• Work task
Tell how many lines in the data contain the word "missing", and leave out everything else.

········

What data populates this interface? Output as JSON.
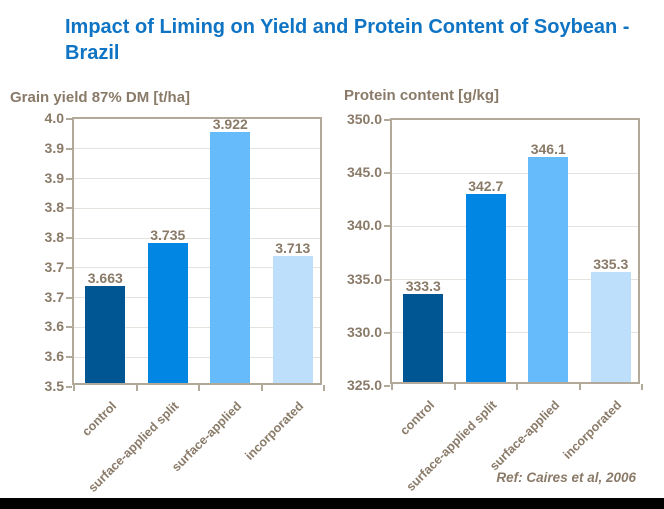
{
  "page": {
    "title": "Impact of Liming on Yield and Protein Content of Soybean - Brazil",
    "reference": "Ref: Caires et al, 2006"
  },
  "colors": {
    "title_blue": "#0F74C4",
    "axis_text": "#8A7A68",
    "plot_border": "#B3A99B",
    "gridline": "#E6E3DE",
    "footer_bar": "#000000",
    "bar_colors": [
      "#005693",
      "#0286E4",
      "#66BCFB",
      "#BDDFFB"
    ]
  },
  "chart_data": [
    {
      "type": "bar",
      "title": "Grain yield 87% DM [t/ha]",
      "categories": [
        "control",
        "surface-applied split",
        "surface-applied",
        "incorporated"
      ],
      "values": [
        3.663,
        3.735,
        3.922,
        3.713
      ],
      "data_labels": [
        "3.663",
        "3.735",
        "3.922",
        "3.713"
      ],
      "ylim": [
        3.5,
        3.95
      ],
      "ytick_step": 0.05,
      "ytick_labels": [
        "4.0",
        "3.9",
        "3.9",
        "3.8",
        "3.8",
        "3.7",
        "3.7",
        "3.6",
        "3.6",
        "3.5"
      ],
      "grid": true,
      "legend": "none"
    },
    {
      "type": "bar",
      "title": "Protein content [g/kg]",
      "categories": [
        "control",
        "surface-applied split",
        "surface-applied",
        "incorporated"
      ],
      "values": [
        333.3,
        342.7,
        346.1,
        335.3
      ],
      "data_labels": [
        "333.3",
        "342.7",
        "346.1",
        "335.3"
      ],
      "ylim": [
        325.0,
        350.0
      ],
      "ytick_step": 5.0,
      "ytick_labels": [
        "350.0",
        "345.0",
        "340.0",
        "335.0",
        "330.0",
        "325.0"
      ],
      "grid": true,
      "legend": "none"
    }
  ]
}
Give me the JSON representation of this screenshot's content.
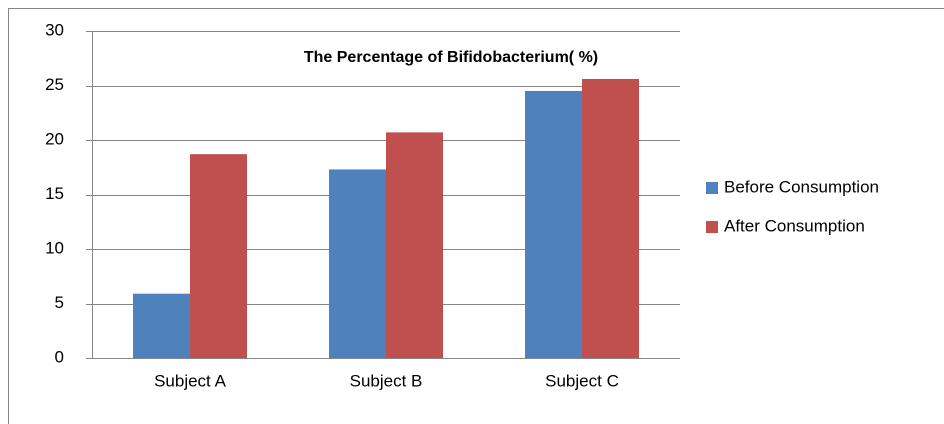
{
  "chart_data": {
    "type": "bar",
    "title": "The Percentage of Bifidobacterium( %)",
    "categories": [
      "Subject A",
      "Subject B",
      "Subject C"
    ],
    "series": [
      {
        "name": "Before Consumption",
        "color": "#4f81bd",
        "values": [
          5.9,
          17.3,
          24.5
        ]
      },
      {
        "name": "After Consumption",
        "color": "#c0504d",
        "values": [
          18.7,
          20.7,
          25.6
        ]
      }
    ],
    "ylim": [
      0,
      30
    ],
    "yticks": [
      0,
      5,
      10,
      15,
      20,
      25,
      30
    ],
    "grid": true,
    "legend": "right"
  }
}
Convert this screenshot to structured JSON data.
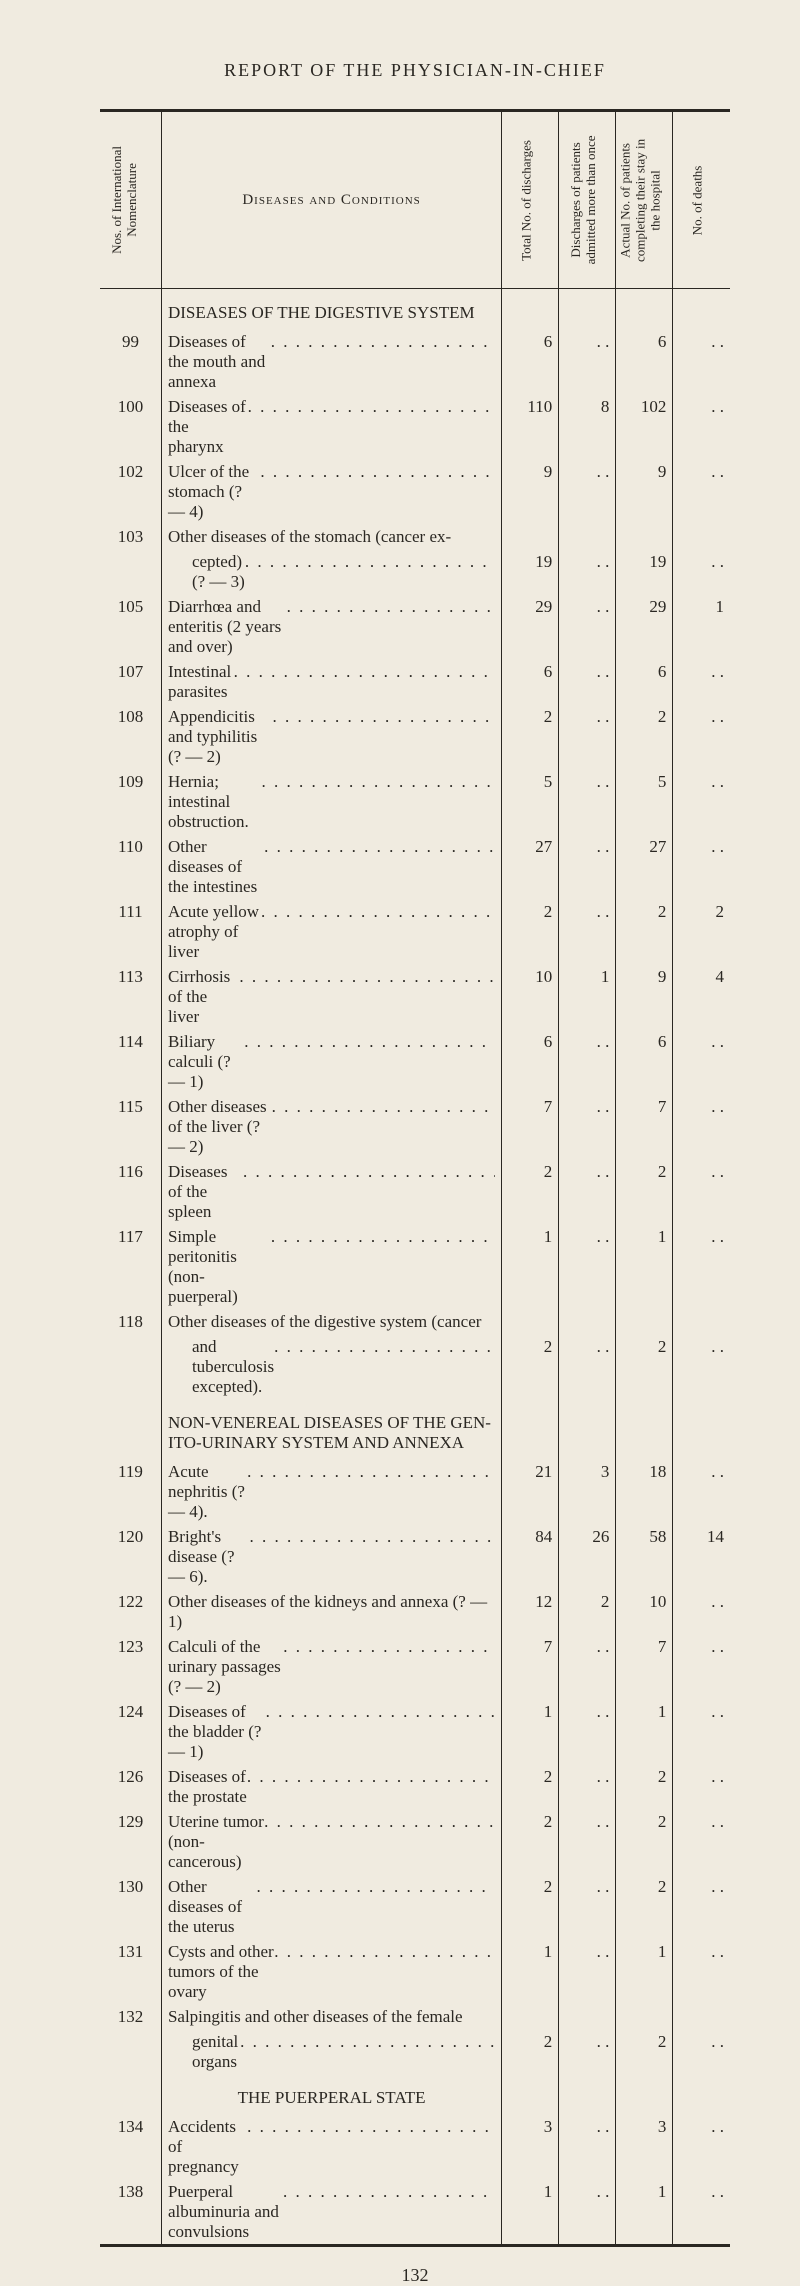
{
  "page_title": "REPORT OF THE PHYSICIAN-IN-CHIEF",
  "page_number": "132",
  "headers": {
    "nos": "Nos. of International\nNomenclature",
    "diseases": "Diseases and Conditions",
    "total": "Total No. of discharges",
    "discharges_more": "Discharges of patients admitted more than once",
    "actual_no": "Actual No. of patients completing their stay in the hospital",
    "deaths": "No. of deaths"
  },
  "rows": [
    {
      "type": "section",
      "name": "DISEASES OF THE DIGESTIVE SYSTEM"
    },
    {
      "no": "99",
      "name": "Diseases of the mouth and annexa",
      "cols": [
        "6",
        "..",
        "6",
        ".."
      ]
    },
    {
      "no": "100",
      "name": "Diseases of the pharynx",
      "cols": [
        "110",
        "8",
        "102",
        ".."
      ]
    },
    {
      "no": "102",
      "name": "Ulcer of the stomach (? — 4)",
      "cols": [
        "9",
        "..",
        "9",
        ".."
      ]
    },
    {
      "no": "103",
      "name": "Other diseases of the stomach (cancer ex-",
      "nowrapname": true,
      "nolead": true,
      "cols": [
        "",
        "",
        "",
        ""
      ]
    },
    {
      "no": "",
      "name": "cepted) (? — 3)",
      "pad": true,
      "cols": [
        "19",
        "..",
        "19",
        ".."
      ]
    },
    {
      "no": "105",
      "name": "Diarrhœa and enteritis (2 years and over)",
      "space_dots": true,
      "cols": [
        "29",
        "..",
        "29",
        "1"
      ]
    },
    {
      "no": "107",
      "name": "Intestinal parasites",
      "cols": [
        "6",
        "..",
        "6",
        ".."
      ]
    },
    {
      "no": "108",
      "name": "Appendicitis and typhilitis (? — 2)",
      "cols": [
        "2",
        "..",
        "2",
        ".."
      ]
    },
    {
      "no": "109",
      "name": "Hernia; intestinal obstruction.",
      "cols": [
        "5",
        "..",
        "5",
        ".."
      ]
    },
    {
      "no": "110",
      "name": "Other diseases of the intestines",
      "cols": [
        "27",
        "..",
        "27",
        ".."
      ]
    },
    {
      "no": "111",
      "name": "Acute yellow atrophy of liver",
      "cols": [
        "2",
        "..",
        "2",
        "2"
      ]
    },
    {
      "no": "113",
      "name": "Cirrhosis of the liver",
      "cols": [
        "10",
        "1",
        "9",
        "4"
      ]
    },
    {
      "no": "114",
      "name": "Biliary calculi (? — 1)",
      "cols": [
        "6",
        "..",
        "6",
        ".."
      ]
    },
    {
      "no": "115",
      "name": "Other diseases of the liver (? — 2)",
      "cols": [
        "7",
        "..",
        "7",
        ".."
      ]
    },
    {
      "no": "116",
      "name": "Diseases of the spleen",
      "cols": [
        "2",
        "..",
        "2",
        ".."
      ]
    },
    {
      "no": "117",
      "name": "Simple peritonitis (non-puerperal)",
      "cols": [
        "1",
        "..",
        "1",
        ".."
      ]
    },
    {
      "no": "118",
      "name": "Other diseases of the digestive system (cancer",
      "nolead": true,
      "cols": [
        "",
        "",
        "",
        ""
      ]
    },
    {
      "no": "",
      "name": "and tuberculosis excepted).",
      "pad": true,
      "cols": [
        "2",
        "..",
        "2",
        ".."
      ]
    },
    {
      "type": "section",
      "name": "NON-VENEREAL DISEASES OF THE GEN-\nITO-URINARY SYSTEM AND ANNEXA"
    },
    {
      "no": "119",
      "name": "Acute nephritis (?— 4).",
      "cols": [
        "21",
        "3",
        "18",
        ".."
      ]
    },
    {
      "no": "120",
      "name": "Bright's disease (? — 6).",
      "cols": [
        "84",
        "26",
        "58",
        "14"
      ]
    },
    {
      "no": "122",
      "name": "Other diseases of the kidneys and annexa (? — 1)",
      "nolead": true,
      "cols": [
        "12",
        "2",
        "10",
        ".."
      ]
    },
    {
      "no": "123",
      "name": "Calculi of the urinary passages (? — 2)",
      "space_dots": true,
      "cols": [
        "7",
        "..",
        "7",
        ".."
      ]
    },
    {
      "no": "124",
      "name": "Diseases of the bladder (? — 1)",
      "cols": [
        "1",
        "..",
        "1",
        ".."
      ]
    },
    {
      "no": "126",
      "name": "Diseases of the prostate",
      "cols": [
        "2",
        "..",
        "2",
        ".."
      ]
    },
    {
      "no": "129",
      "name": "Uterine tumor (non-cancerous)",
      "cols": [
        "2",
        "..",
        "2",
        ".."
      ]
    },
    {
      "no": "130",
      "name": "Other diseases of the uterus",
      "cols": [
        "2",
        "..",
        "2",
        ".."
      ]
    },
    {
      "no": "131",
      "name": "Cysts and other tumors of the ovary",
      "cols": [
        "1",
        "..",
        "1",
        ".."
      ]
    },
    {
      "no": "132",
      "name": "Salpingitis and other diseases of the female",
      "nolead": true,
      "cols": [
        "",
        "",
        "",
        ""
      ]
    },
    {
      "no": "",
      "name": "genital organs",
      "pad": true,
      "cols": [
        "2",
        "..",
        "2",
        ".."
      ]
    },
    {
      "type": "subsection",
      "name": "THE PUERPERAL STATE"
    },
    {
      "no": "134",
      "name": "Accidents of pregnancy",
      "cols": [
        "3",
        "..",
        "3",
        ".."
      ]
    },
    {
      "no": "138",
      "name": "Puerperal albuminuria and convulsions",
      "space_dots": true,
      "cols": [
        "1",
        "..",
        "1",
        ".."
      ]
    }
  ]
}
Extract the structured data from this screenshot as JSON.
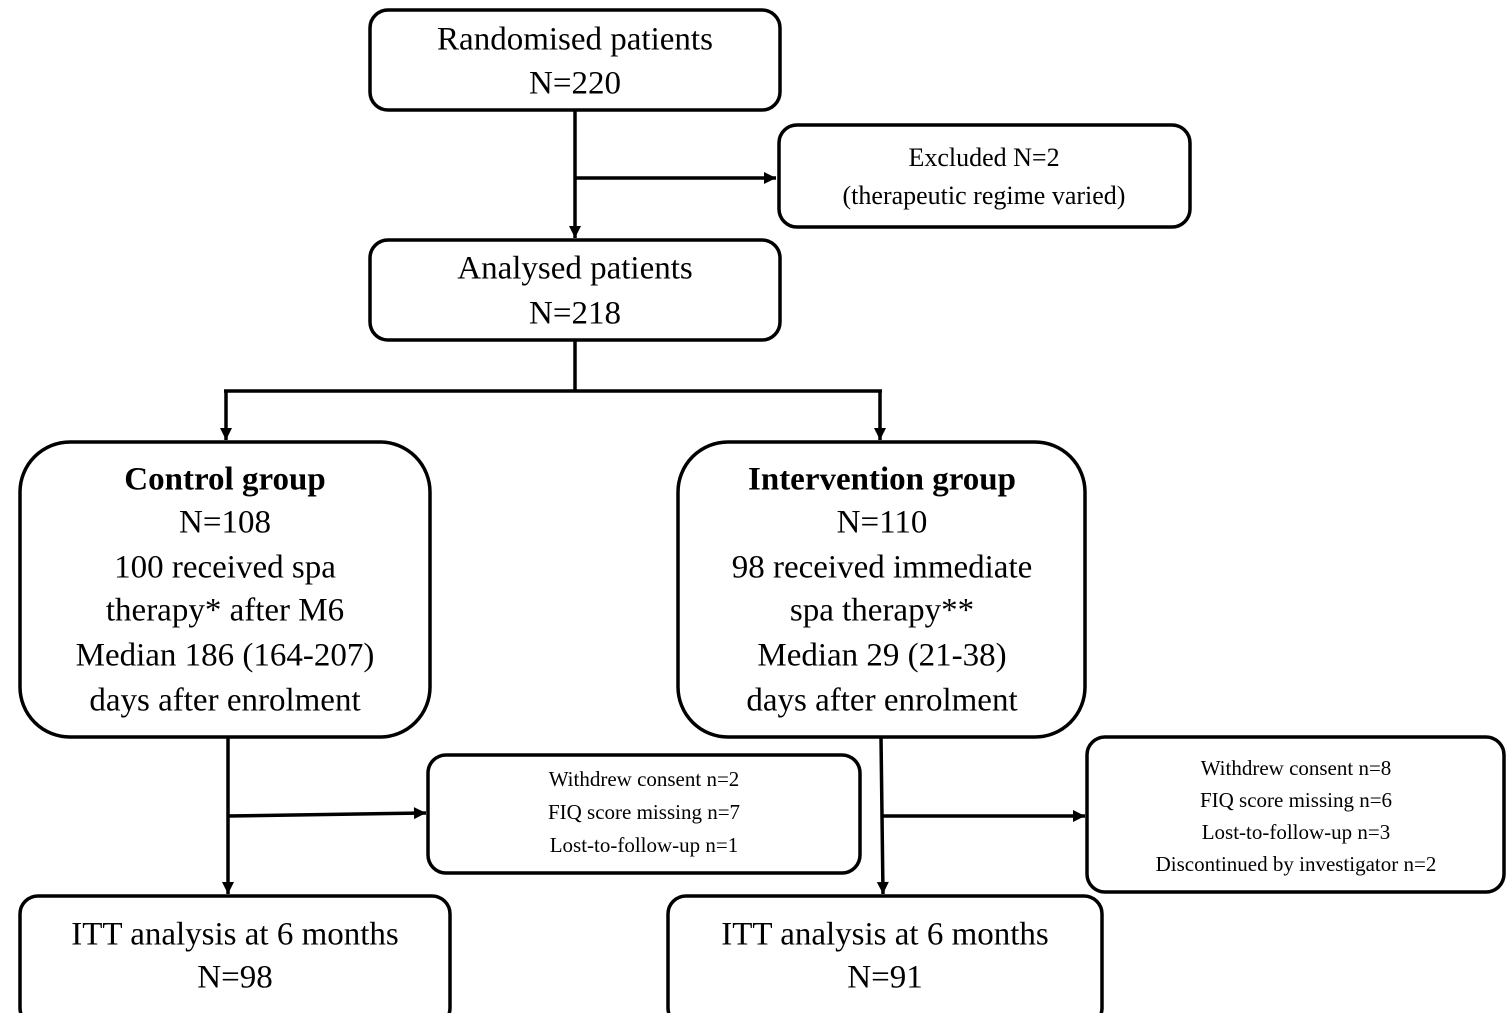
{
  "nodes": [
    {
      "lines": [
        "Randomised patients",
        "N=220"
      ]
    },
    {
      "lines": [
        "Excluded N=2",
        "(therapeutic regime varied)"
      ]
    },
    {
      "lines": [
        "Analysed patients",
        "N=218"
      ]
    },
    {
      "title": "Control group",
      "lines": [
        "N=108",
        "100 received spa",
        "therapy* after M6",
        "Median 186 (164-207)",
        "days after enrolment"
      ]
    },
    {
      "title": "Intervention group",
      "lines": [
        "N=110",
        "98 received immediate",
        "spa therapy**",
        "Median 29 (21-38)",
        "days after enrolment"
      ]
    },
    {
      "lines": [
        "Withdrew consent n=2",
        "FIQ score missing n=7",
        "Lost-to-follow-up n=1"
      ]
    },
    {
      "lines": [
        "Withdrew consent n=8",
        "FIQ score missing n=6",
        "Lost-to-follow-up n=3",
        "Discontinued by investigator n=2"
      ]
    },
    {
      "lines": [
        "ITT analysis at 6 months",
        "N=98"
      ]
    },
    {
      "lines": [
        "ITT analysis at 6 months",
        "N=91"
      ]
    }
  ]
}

········

• Finished exercise
2